((

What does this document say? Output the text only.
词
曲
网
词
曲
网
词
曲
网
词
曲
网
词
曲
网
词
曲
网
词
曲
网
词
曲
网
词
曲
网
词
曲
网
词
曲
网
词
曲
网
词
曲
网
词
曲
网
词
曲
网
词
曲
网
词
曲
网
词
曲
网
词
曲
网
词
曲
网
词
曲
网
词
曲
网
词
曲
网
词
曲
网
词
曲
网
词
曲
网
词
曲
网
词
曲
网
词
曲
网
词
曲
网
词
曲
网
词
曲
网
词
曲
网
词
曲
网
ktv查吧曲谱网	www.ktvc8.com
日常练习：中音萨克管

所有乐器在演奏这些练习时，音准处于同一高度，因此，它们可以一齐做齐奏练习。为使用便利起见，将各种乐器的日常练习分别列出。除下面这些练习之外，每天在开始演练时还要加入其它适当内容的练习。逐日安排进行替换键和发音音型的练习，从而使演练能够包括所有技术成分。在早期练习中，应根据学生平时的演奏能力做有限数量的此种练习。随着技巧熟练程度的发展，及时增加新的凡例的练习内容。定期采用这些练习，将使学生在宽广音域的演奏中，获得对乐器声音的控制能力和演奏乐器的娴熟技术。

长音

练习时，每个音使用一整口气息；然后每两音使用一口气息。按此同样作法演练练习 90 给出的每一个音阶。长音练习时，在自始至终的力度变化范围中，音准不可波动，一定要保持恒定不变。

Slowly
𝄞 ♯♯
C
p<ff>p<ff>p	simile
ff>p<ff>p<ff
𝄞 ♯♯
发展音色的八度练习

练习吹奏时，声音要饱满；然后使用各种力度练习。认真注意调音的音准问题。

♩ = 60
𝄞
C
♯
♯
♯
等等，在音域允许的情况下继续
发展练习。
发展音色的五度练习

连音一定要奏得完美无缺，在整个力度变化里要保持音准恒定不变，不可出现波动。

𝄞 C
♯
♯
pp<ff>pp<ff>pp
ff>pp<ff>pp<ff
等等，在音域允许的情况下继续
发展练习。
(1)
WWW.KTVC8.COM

))

• Task prompt: Word for word, restate all of the data shown above.

• The output:
What does this document say? Output the text only.
词
曲
网
词
曲
网
词
曲
网
词
曲
网
词
曲
网
词
曲
网
词
曲
网
词
曲
网
词
曲
网
词
曲
网
词
曲
网
词
曲
网
词
曲
网
词
曲
网
词
曲
网
词
曲
网
词
曲
网
词
曲
网
词
曲
网
词
曲
网
词
曲
网
词
曲
网
词
曲
网
词
曲
网
词
曲
网
词
曲
网
词
曲
网
词
曲
网
词
曲
网
词
曲
网
词
曲
网
词
曲
网
词
曲
网
词
曲
网
ktv查吧曲谱网	www.ktvc8.com
日常练习：中音萨克管

所有乐器在演奏这些练习时，音准处于同一高度，因此，它们可以一齐做齐奏练习。为使用便利起见，将各种乐器的日常练习分别列出。除下面这些练习之外，每天在开始演练时还要加入其它适当内容的练习。逐日安排进行替换键和发音音型的练习，从而使演练能够包括所有技术成分。在早期练习中，应根据学生平时的演奏能力做有限数量的此种练习。随着技巧熟练程度的发展，及时增加新的凡例的练习内容。定期采用这些练习，将使学生在宽广音域的演奏中，获得对乐器声音的控制能力和演奏乐器的娴熟技术。

长音

练习时，每个音使用一整口气息；然后每两音使用一口气息。按此同样作法演练练习 90 给出的每一个音阶。长音练习时，在自始至终的力度变化范围中，音准不可波动，一定要保持恒定不变。

Slowly
𝄞 ♯♯
C
p<ff>p<ff>p	simile
ff>p<ff>p<ff
𝄞 ♯♯
发展音色的八度练习

练习吹奏时，声音要饱满；然后使用各种力度练习。认真注意调音的音准问题。

♩ = 60
𝄞
C
♯
♯
♯
等等，在音域允许的情况下继续
发展练习。
发展音色的五度练习

连音一定要奏得完美无缺，在整个力度变化里要保持音准恒定不变，不可出现波动。

𝄞 C
♯
♯
pp<ff>pp<ff>pp
ff>pp<ff>pp<ff
等等，在音域允许的情况下继续
发展练习。
(1)
WWW.KTVC8.COM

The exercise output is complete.